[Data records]
§

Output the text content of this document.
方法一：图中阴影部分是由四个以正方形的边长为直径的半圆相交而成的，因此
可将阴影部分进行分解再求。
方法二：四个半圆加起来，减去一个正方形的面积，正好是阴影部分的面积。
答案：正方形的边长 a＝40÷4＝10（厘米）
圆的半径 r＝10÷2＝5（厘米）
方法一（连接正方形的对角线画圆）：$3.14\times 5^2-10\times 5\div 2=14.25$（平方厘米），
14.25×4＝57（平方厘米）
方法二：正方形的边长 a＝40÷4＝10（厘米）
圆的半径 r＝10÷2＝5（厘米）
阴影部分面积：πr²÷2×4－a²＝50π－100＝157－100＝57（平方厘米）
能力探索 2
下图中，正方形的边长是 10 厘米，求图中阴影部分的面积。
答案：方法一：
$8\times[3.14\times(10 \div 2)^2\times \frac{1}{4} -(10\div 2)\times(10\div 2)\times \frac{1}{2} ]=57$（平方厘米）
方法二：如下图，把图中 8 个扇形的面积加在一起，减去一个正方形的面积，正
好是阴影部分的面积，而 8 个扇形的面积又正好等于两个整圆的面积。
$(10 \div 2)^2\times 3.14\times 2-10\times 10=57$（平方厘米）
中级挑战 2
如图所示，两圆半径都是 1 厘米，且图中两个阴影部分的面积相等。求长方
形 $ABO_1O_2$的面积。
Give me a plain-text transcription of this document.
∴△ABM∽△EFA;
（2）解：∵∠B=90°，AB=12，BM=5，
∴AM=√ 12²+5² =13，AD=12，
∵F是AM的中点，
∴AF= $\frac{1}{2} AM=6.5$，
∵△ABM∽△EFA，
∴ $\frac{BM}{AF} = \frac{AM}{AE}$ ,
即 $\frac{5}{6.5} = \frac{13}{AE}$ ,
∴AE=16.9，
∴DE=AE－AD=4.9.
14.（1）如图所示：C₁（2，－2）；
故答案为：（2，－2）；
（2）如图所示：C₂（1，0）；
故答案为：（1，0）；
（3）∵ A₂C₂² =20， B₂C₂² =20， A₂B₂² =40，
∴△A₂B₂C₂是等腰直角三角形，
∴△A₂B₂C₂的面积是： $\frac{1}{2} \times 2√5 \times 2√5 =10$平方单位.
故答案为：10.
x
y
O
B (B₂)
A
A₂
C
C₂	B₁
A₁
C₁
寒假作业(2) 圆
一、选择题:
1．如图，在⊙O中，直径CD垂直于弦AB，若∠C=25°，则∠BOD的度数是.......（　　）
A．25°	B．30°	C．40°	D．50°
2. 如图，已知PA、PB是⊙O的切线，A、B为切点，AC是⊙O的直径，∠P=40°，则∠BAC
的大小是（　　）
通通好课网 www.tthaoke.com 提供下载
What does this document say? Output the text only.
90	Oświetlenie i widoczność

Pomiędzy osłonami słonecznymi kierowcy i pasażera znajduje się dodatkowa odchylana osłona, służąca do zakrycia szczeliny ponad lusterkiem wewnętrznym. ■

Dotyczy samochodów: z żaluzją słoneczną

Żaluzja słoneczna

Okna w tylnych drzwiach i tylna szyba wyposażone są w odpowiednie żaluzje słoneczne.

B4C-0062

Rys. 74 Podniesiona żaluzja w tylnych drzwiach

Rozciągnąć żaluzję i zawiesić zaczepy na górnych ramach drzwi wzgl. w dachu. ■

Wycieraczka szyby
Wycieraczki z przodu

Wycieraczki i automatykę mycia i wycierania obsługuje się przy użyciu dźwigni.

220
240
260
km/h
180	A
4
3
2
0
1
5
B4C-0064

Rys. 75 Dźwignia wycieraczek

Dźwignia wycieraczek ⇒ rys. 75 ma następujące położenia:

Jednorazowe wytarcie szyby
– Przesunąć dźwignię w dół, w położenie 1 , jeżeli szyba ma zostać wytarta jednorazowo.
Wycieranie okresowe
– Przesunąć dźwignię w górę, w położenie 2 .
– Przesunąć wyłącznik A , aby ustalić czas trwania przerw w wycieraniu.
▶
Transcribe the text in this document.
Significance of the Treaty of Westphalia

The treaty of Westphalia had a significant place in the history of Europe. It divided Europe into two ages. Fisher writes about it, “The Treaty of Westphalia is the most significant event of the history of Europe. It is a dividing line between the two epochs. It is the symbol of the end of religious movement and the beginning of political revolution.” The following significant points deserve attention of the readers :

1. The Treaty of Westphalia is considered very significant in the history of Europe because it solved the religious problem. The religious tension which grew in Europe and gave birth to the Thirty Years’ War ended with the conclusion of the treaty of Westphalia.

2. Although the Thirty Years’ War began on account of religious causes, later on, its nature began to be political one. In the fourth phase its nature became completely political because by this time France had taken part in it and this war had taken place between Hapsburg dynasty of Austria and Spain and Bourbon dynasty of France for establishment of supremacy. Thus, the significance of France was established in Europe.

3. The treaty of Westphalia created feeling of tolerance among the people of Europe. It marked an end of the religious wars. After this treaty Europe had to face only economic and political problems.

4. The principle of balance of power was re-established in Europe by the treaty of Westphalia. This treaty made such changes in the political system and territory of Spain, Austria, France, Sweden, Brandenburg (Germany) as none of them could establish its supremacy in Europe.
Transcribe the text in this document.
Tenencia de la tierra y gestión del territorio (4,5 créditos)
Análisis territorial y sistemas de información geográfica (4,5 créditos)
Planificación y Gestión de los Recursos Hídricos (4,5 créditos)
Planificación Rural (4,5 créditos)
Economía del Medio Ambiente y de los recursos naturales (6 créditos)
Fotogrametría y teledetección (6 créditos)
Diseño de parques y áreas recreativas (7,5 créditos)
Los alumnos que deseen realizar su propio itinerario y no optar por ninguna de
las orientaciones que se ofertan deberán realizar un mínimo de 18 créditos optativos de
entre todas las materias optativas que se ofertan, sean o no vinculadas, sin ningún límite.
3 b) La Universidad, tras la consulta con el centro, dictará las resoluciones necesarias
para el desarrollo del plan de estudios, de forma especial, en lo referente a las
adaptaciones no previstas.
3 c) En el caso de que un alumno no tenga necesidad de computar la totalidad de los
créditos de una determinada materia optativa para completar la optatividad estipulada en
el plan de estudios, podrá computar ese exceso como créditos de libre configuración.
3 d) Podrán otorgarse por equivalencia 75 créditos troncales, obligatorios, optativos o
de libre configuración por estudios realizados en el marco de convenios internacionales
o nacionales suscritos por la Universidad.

§

▸ **GIVEN INSTRUCTION**
Only lines holding the string "Austria" are wanted; gather each one from the entries above.

▸ **SOLUTION**
2. Although the Thirty Years’ War began on account of religious causes, later on, its nature began to be political one. In the fourth phase its nature became completely political because by this time France had taken part in it and this war had taken place between Hapsburg dynasty of Austria and Spain and Bourbon dynasty of France for establishment of supremacy. Thus, the significance of France was established in Europe.
4. The principle of balance of power was re-established in Europe by the treaty of Westphalia. This treaty made such changes in the political system and territory of Spain, Austria, France, Sweden, Brandenburg (Germany) as none of them could establish its supremacy in Europe.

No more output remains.